Stored items

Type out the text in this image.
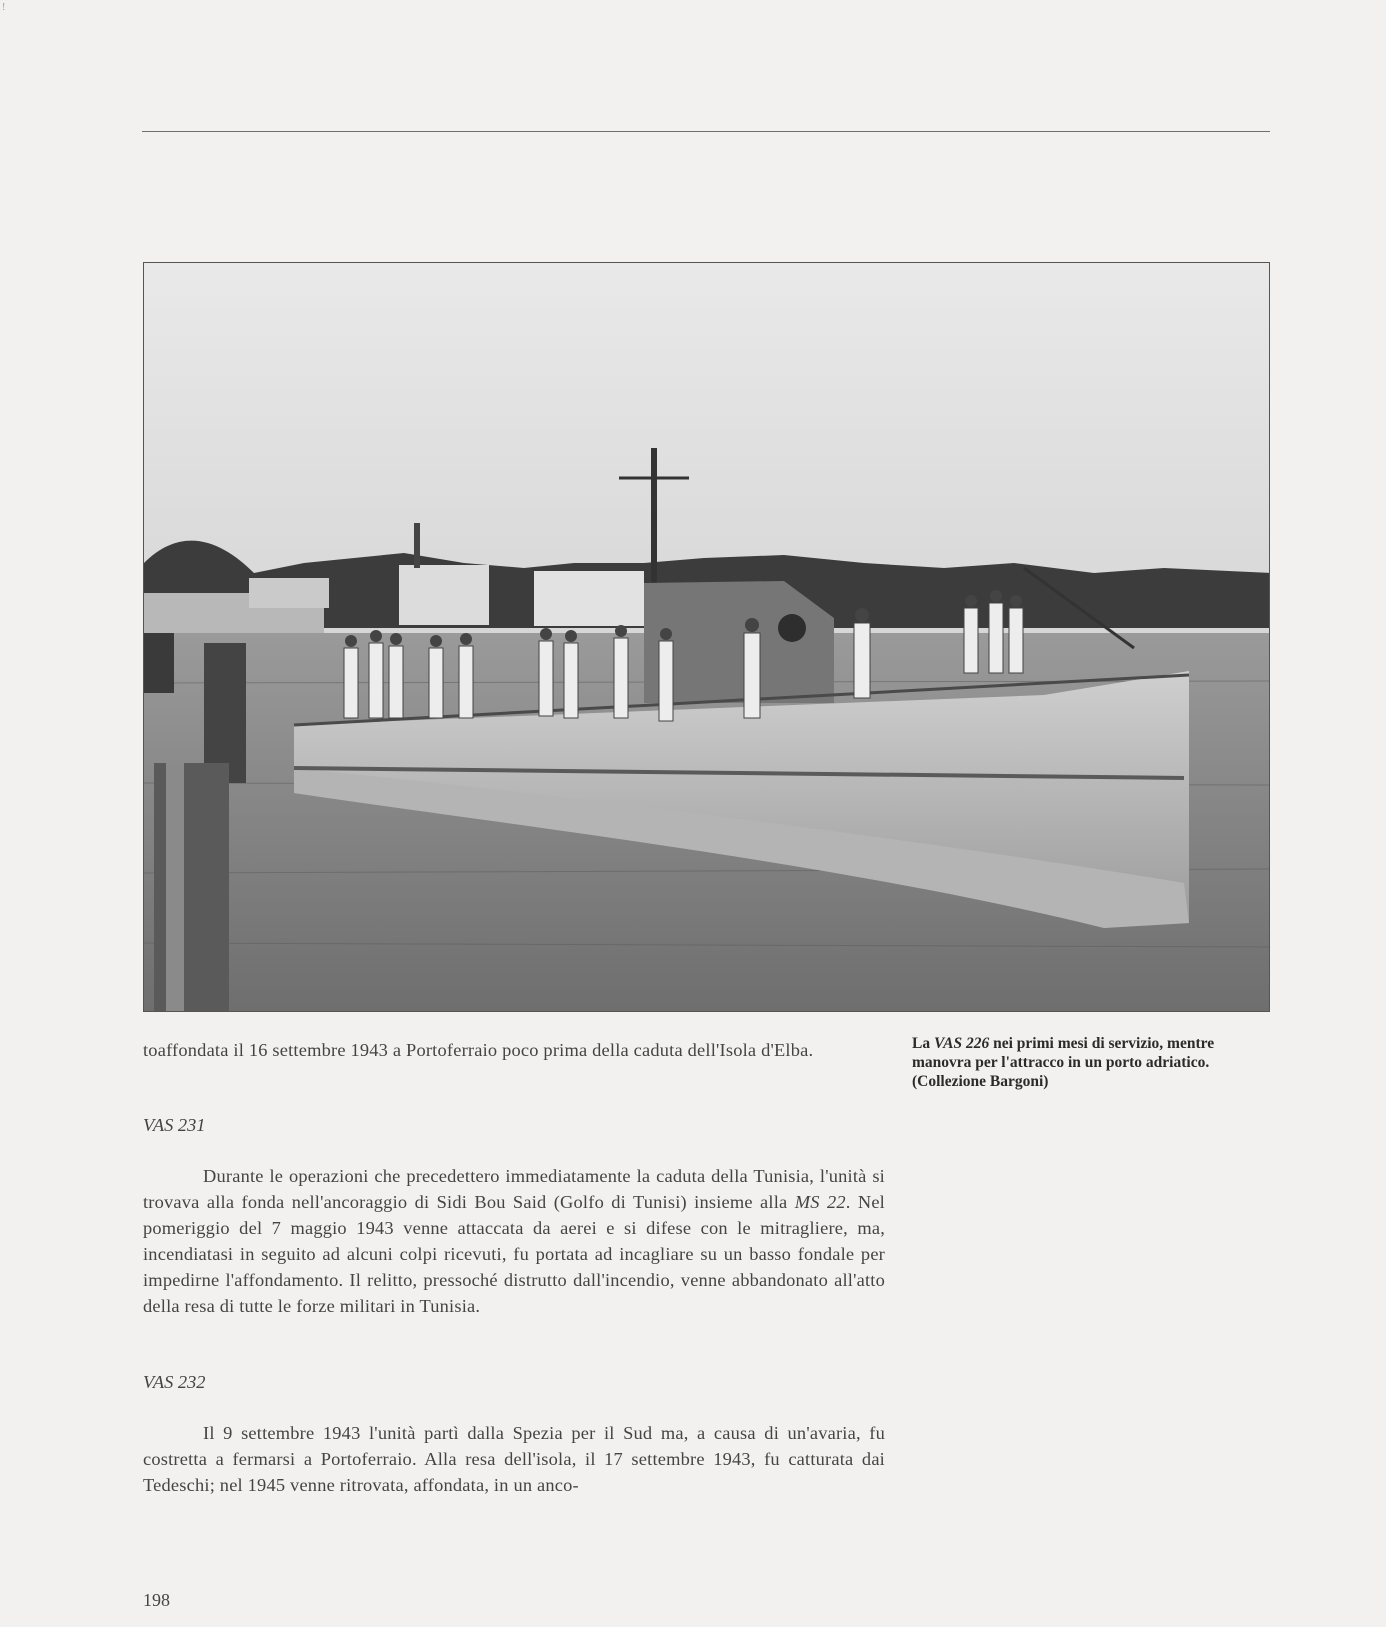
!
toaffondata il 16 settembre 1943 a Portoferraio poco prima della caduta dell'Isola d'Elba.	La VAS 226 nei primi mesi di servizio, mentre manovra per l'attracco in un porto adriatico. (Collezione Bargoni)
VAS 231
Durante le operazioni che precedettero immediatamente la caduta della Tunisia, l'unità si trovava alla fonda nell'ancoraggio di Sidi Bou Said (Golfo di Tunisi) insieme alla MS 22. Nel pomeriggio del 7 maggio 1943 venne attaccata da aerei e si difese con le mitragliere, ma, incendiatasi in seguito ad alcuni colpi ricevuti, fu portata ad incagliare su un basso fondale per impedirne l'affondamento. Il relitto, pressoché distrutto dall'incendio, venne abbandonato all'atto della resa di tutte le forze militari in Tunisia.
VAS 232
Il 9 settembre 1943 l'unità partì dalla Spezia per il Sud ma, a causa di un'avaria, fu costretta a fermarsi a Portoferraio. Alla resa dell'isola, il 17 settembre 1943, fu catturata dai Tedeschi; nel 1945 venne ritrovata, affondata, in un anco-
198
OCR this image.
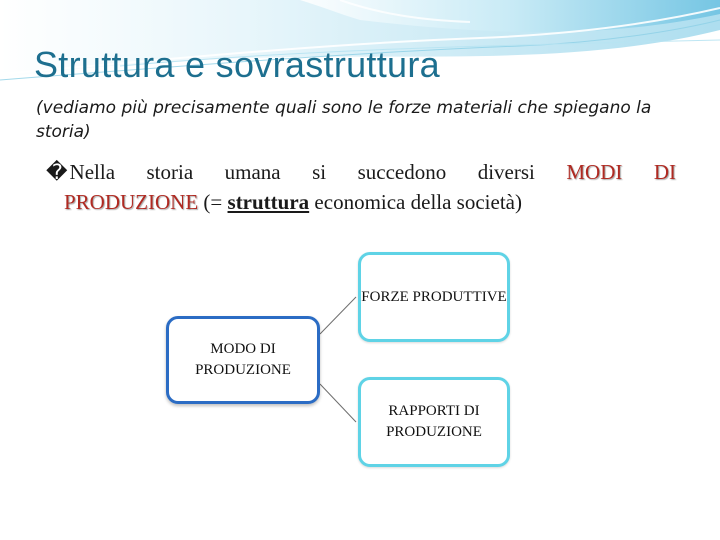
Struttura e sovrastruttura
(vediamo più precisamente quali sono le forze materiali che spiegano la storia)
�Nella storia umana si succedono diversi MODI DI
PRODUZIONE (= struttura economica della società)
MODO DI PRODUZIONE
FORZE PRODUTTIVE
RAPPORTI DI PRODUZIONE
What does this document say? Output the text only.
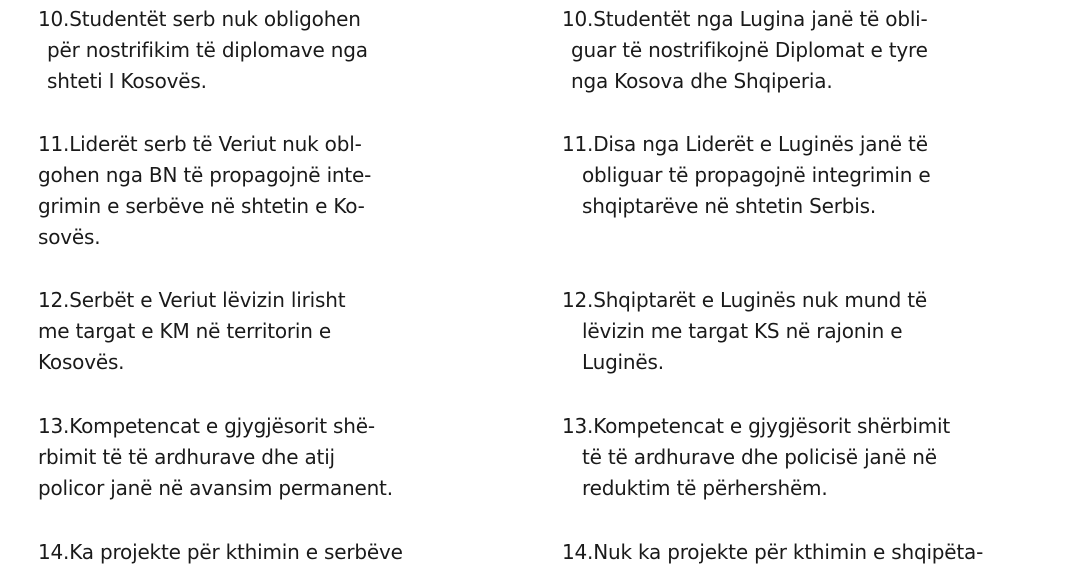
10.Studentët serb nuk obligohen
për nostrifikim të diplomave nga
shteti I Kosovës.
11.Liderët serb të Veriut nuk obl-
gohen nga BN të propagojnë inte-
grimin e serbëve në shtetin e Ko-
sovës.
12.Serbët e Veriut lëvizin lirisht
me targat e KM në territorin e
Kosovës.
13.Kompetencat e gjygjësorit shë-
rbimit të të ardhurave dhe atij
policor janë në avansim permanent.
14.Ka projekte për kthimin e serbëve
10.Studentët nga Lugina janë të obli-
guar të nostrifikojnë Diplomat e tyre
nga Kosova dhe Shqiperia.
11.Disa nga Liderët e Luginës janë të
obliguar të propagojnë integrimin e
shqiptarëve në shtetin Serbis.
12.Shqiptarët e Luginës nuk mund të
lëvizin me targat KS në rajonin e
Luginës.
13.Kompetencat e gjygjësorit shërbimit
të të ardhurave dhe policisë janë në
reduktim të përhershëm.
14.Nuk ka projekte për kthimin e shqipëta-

▸ Goal of the exercise
Which lines hold the word "Veriut"? Copy each of them from the records.

▸ Task result
11.Liderët serb të Veriut nuk obl-
12.Serbët e Veriut lëvizin lirisht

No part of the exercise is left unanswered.